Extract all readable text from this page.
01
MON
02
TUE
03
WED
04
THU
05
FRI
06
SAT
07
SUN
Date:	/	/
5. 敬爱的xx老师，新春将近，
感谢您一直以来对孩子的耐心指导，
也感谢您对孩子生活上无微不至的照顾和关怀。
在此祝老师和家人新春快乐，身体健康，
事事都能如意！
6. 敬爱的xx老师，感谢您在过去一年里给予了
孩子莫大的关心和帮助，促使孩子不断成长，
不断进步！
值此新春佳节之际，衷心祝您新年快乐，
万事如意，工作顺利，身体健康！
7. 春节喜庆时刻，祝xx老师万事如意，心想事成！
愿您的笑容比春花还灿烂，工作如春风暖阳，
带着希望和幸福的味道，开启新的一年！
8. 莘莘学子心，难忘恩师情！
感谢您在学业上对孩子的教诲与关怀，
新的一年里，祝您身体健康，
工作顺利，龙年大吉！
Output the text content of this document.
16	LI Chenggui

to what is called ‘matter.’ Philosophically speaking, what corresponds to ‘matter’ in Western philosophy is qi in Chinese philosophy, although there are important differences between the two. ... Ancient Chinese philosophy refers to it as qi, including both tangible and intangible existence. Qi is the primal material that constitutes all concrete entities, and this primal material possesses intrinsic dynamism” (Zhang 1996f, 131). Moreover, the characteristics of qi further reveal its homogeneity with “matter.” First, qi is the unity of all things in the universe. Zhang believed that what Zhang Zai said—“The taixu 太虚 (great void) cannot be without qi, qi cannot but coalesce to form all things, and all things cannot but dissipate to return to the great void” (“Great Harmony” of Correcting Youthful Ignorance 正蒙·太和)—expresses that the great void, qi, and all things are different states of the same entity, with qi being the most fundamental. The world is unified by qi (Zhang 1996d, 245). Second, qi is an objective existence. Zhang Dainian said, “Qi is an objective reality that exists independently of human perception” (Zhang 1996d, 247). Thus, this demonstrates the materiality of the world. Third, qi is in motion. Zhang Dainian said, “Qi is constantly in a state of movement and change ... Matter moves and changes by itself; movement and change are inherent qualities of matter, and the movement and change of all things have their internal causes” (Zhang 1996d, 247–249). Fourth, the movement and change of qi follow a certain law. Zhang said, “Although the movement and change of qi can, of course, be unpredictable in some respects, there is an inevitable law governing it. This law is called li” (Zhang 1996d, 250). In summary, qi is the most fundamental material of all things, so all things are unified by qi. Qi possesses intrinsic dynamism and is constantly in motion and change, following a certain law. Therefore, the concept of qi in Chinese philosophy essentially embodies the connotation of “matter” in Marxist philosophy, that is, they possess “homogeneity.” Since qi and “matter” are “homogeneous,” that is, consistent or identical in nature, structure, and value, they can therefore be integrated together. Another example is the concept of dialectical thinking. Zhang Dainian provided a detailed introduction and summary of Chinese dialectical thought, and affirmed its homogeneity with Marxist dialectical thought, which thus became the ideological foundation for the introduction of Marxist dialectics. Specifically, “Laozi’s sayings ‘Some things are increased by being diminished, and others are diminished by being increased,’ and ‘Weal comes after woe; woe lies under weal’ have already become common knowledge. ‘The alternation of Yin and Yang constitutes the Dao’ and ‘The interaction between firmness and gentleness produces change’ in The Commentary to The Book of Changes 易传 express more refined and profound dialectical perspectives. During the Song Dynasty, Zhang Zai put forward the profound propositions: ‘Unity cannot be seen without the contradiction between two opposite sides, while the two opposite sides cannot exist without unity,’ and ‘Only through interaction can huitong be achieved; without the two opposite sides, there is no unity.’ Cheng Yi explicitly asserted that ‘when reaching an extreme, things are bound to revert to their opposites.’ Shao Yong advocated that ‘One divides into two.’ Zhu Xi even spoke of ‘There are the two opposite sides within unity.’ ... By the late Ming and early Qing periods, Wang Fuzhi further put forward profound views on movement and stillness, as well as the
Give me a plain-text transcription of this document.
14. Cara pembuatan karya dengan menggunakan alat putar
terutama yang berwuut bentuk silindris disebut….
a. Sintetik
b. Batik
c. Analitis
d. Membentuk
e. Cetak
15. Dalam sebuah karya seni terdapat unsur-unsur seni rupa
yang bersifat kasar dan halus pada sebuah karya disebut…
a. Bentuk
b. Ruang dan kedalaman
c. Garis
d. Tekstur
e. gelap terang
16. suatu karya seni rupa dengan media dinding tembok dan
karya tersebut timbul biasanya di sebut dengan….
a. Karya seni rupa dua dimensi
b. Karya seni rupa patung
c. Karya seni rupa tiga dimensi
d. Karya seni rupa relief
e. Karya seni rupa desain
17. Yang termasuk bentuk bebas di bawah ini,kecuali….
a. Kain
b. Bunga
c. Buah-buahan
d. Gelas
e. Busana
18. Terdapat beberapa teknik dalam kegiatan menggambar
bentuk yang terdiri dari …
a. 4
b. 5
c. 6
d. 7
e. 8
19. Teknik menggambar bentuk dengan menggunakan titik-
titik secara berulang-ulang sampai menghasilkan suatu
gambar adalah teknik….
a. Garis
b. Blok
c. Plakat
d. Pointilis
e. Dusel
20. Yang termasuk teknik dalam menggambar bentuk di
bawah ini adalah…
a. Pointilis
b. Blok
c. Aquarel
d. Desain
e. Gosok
□ □ □ □ □
◆ **Instructions to follow**: Write out the entries above word for word.

◆ **Response to the exercise**:
Extract all readable text from this page.
01
MON
02
TUE
03
WED
04
THU
05
FRI
06
SAT
07
SUN
Date:	/	/
5. 敬爱的xx老师，新春将近，
感谢您一直以来对孩子的耐心指导，
也感谢您对孩子生活上无微不至的照顾和关怀。
在此祝老师和家人新春快乐，身体健康，
事事都能如意！
6. 敬爱的xx老师，感谢您在过去一年里给予了
孩子莫大的关心和帮助，促使孩子不断成长，
不断进步！
值此新春佳节之际，衷心祝您新年快乐，
万事如意，工作顺利，身体健康！
7. 春节喜庆时刻，祝xx老师万事如意，心想事成！
愿您的笑容比春花还灿烂，工作如春风暖阳，
带着希望和幸福的味道，开启新的一年！
8. 莘莘学子心，难忘恩师情！
感谢您在学业上对孩子的教诲与关怀，
新的一年里，祝您身体健康，
工作顺利，龙年大吉！
Output the text content of this document.
16	LI Chenggui

to what is called ‘matter.’ Philosophically speaking, what corresponds to ‘matter’ in Western philosophy is qi in Chinese philosophy, although there are important differences between the two. ... Ancient Chinese philosophy refers to it as qi, including both tangible and intangible existence. Qi is the primal material that constitutes all concrete entities, and this primal material possesses intrinsic dynamism” (Zhang 1996f, 131). Moreover, the characteristics of qi further reveal its homogeneity with “matter.” First, qi is the unity of all things in the universe. Zhang believed that what Zhang Zai said—“The taixu 太虚 (great void) cannot be without qi, qi cannot but coalesce to form all things, and all things cannot but dissipate to return to the great void” (“Great Harmony” of Correcting Youthful Ignorance 正蒙·太和)—expresses that the great void, qi, and all things are different states of the same entity, with qi being the most fundamental. The world is unified by qi (Zhang 1996d, 245). Second, qi is an objective existence. Zhang Dainian said, “Qi is an objective reality that exists independently of human perception” (Zhang 1996d, 247). Thus, this demonstrates the materiality of the world. Third, qi is in motion. Zhang Dainian said, “Qi is constantly in a state of movement and change ... Matter moves and changes by itself; movement and change are inherent qualities of matter, and the movement and change of all things have their internal causes” (Zhang 1996d, 247–249). Fourth, the movement and change of qi follow a certain law. Zhang said, “Although the movement and change of qi can, of course, be unpredictable in some respects, there is an inevitable law governing it. This law is called li” (Zhang 1996d, 250). In summary, qi is the most fundamental material of all things, so all things are unified by qi. Qi possesses intrinsic dynamism and is constantly in motion and change, following a certain law. Therefore, the concept of qi in Chinese philosophy essentially embodies the connotation of “matter” in Marxist philosophy, that is, they possess “homogeneity.” Since qi and “matter” are “homogeneous,” that is, consistent or identical in nature, structure, and value, they can therefore be integrated together. Another example is the concept of dialectical thinking. Zhang Dainian provided a detailed introduction and summary of Chinese dialectical thought, and affirmed its homogeneity with Marxist dialectical thought, which thus became the ideological foundation for the introduction of Marxist dialectics. Specifically, “Laozi’s sayings ‘Some things are increased by being diminished, and others are diminished by being increased,’ and ‘Weal comes after woe; woe lies under weal’ have already become common knowledge. ‘The alternation of Yin and Yang constitutes the Dao’ and ‘The interaction between firmness and gentleness produces change’ in The Commentary to The Book of Changes 易传 express more refined and profound dialectical perspectives. During the Song Dynasty, Zhang Zai put forward the profound propositions: ‘Unity cannot be seen without the contradiction between two opposite sides, while the two opposite sides cannot exist without unity,’ and ‘Only through interaction can huitong be achieved; without the two opposite sides, there is no unity.’ Cheng Yi explicitly asserted that ‘when reaching an extreme, things are bound to revert to their opposites.’ Shao Yong advocated that ‘One divides into two.’ Zhu Xi even spoke of ‘There are the two opposite sides within unity.’ ... By the late Ming and early Qing periods, Wang Fuzhi further put forward profound views on movement and stillness, as well as the
Give me a plain-text transcription of this document.
14. Cara pembuatan karya dengan menggunakan alat putar
terutama yang berwuut bentuk silindris disebut….
a. Sintetik
b. Batik
c. Analitis
d. Membentuk
e. Cetak
15. Dalam sebuah karya seni terdapat unsur-unsur seni rupa
yang bersifat kasar dan halus pada sebuah karya disebut…
a. Bentuk
b. Ruang dan kedalaman
c. Garis
d. Tekstur
e. gelap terang
16. suatu karya seni rupa dengan media dinding tembok dan
karya tersebut timbul biasanya di sebut dengan….
a. Karya seni rupa dua dimensi
b. Karya seni rupa patung
c. Karya seni rupa tiga dimensi
d. Karya seni rupa relief
e. Karya seni rupa desain
17. Yang termasuk bentuk bebas di bawah ini,kecuali….
a. Kain
b. Bunga
c. Buah-buahan
d. Gelas
e. Busana
18. Terdapat beberapa teknik dalam kegiatan menggambar
bentuk yang terdiri dari …
a. 4
b. 5
c. 6
d. 7
e. 8
19. Teknik menggambar bentuk dengan menggunakan titik-
titik secara berulang-ulang sampai menghasilkan suatu
gambar adalah teknik….
a. Garis
b. Blok
c. Plakat
d. Pointilis
e. Dusel
20. Yang termasuk teknik dalam menggambar bentuk di
bawah ini adalah…
a. Pointilis
b. Blok
c. Aquarel
d. Desain
e. Gosok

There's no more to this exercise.